--- BEGIN Dataset content ---

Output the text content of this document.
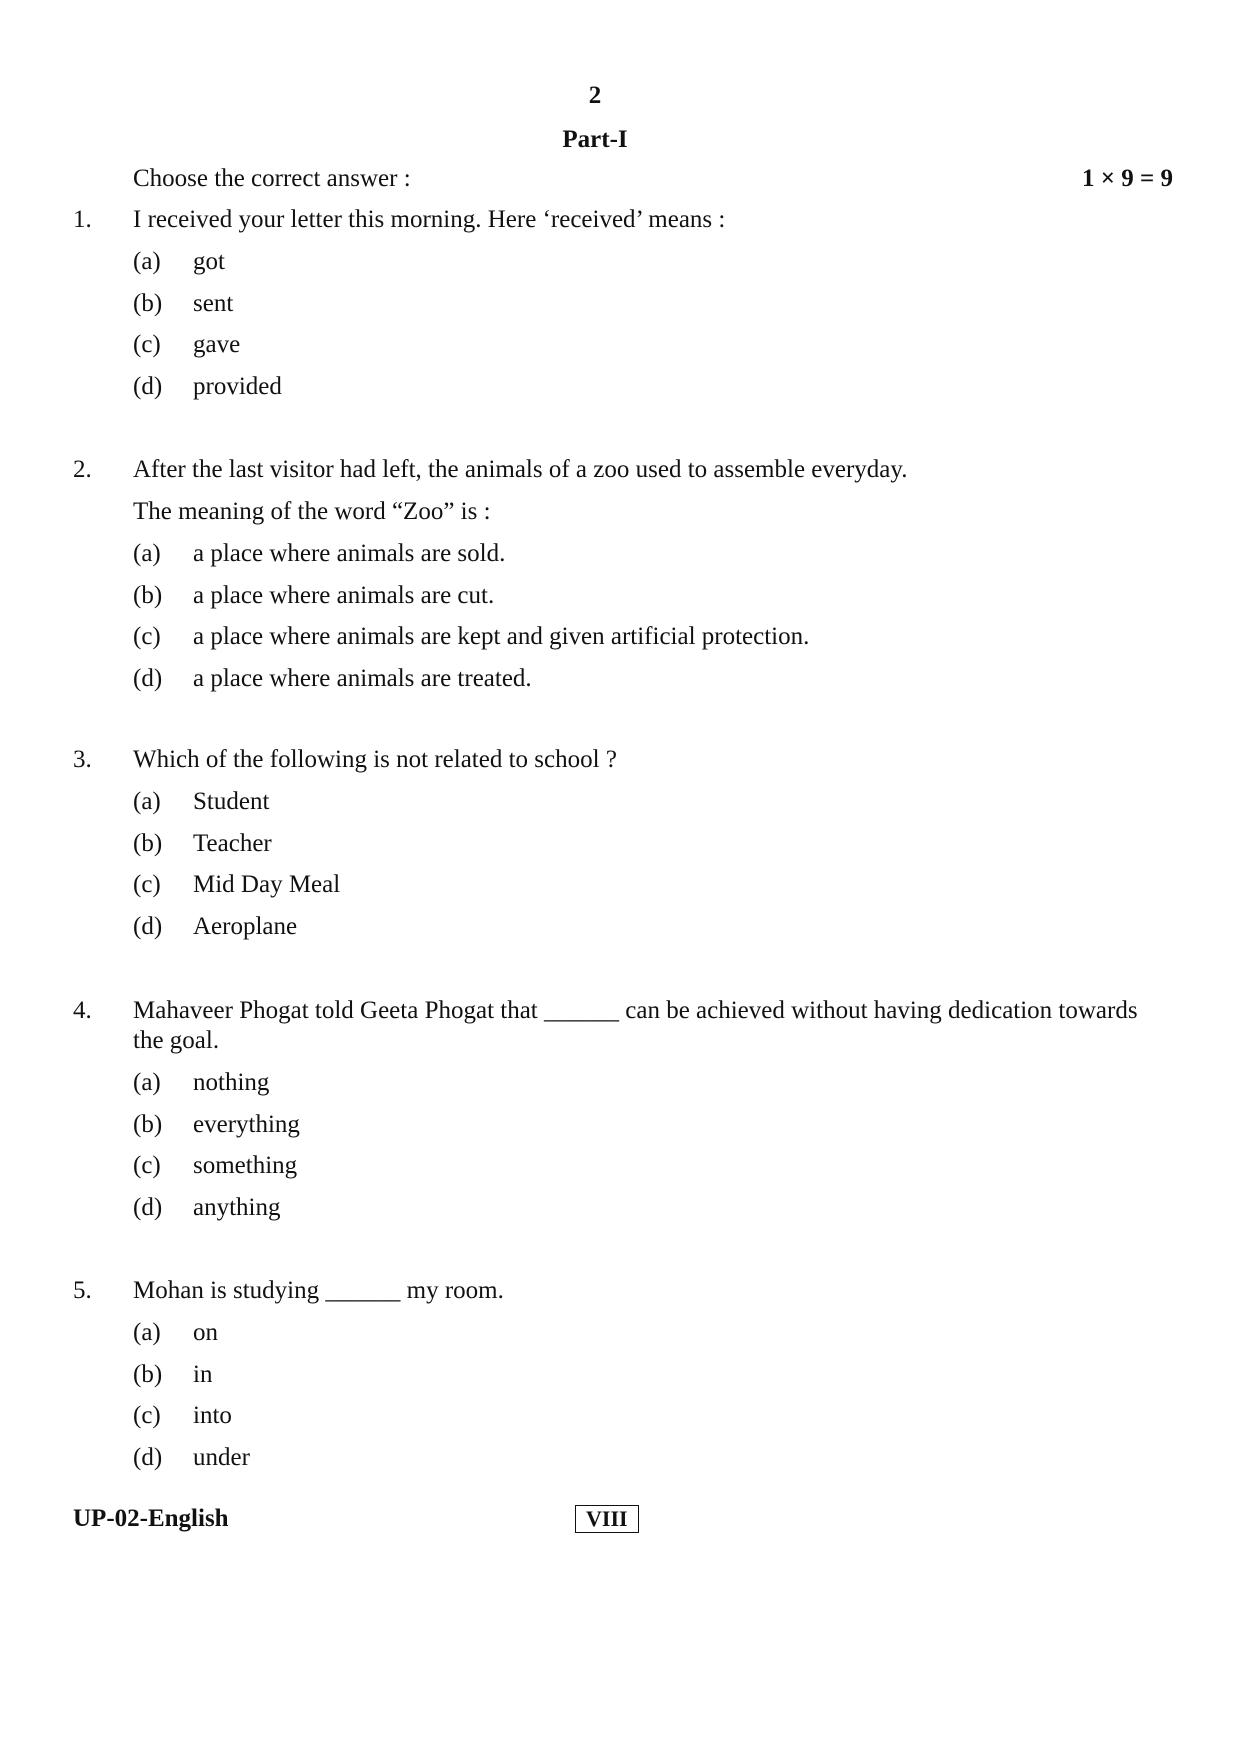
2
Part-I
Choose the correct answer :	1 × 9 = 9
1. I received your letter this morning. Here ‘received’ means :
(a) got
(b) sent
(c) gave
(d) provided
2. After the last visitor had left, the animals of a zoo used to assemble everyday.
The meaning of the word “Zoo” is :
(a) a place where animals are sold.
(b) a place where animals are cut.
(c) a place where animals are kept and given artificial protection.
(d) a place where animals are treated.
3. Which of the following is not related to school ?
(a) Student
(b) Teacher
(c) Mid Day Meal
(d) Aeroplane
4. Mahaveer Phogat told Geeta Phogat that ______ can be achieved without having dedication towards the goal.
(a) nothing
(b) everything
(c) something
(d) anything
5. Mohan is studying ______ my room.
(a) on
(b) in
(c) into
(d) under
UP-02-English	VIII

--- END Dataset content ---
--- BEGIN Dataset content ---

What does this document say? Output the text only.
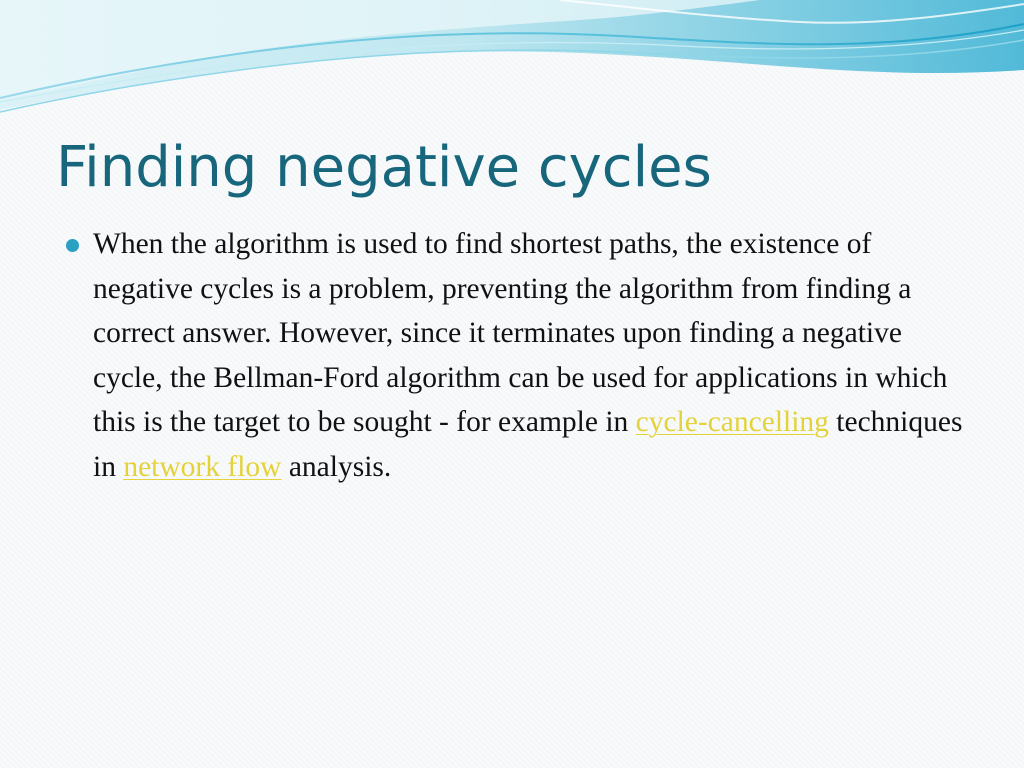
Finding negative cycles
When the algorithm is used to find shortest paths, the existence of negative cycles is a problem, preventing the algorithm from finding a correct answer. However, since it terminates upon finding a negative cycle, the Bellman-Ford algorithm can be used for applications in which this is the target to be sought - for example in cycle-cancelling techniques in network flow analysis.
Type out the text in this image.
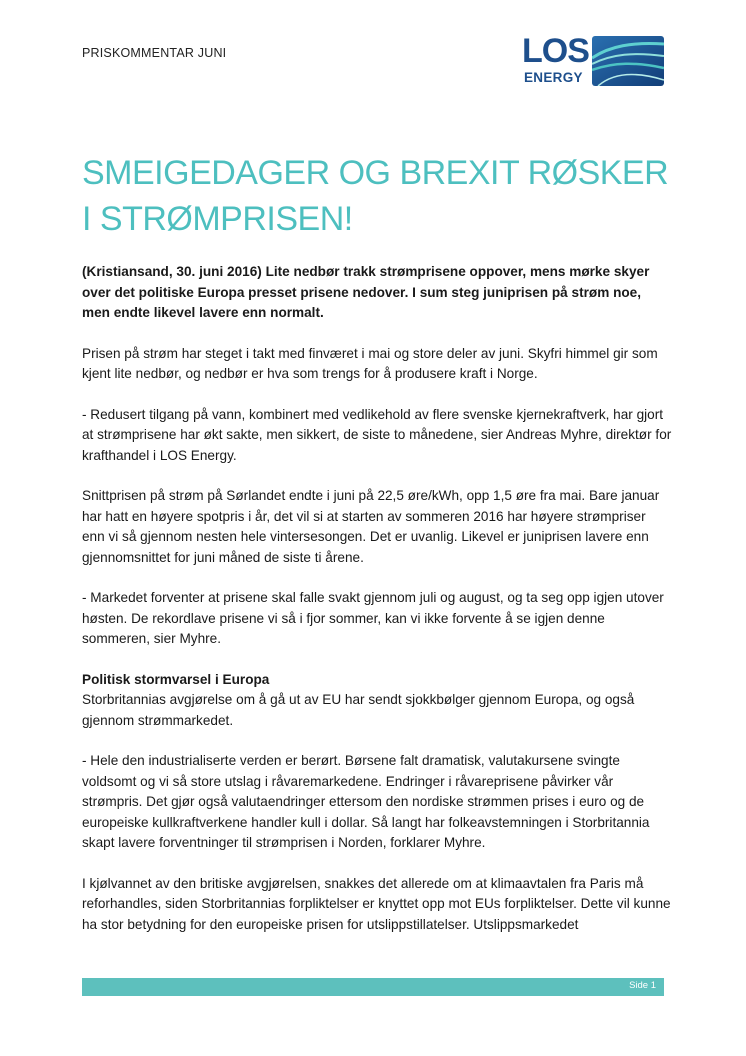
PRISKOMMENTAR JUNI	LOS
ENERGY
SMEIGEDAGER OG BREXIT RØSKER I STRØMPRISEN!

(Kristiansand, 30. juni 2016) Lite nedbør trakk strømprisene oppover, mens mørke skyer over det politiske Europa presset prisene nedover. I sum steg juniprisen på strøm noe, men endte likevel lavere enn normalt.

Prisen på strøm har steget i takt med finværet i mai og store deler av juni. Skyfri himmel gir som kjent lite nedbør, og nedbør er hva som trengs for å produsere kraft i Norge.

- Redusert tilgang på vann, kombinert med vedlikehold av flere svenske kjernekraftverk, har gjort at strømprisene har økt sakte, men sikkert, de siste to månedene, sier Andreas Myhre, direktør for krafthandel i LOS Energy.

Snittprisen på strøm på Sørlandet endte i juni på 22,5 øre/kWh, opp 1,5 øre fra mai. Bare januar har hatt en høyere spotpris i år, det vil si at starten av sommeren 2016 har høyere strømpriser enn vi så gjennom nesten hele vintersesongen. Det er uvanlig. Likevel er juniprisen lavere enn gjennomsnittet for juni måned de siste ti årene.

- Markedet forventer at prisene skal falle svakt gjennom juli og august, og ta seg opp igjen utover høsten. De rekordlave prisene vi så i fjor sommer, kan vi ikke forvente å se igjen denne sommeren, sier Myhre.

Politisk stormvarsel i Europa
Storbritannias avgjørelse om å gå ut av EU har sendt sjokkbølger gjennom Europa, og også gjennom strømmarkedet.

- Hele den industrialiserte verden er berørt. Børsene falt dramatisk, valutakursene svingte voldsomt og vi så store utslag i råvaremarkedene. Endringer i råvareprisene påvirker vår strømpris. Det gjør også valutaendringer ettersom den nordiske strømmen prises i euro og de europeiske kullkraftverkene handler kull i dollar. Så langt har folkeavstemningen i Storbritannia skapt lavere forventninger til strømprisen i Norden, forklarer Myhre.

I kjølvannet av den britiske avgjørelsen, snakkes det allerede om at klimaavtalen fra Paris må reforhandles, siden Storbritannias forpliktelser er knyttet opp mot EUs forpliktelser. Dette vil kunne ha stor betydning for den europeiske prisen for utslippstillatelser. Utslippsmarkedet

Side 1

--- END Dataset content ---
--- BEGIN Dataset content ---

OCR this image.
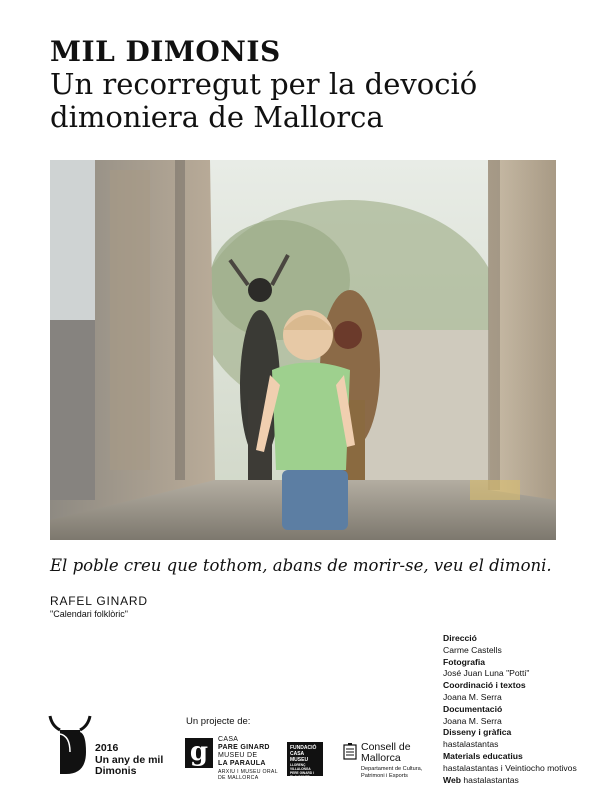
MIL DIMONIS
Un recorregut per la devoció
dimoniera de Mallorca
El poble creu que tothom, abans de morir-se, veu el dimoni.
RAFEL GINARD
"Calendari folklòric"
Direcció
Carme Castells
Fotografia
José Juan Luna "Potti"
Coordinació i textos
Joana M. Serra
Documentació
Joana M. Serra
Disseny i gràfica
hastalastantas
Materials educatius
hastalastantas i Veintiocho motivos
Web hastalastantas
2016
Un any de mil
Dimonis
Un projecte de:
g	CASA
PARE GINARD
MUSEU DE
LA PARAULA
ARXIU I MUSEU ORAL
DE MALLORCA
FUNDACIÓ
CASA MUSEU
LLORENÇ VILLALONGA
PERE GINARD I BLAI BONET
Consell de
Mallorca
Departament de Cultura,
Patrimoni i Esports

--- END Dataset content ---

> _Directive_
Extract from the material all lines containing the string "answer".

> _Problem solution_
Choose the correct answer :	1 × 9 = 9
When the algorithm is used to find shortest paths, the existence of negative cycles is a problem, preventing the algorithm from finding a correct answer. However, since it terminates upon finding a negative cycle, the Bellman-Ford algorithm can be used for applications in which this is the target to be sought - for example in cycle-cancelling techniques in network flow analysis.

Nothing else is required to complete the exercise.